■ What you are asked to do ■
Filter for the word "name" and keep each matching line.

(Dataset listings of figures)
###

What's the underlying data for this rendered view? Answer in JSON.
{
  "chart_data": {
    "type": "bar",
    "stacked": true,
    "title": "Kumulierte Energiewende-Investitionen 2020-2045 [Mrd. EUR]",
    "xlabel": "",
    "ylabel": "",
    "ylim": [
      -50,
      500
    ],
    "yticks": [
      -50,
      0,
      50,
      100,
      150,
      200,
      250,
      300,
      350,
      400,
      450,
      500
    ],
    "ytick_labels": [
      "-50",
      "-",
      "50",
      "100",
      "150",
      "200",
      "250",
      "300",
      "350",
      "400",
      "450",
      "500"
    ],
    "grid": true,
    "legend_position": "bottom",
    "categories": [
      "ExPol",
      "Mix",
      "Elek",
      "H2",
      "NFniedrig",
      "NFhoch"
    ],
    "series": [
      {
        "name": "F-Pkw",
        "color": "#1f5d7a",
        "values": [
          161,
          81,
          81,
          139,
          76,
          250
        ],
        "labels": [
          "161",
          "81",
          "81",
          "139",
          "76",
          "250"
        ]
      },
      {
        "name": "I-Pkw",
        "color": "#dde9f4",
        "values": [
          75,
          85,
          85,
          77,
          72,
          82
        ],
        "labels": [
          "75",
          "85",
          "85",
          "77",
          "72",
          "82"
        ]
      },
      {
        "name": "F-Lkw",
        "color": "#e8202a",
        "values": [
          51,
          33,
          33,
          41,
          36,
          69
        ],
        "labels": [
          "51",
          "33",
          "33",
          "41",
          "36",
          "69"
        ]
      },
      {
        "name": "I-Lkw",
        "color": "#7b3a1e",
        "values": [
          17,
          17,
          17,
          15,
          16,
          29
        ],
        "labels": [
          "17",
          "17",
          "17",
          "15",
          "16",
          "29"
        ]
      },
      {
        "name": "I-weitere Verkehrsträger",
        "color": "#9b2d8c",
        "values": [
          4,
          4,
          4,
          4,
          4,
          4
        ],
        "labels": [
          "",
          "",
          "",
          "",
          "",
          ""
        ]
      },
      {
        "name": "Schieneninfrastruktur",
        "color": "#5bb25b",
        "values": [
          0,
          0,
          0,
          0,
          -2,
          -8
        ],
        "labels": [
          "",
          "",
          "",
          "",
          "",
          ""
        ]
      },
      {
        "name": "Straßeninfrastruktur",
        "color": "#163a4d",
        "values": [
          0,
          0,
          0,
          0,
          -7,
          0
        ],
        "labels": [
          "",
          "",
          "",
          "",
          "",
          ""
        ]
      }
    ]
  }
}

###

■ Expected answer ■
        "name": "F-Pkw",
        "name": "I-Pkw",
        "name": "F-Lkw",
        "name": "I-Lkw",
        "name": "I-weitere Verkehrsträger",
        "name": "Schieneninfrastruktur",
        "name": "Straßeninfrastruktur",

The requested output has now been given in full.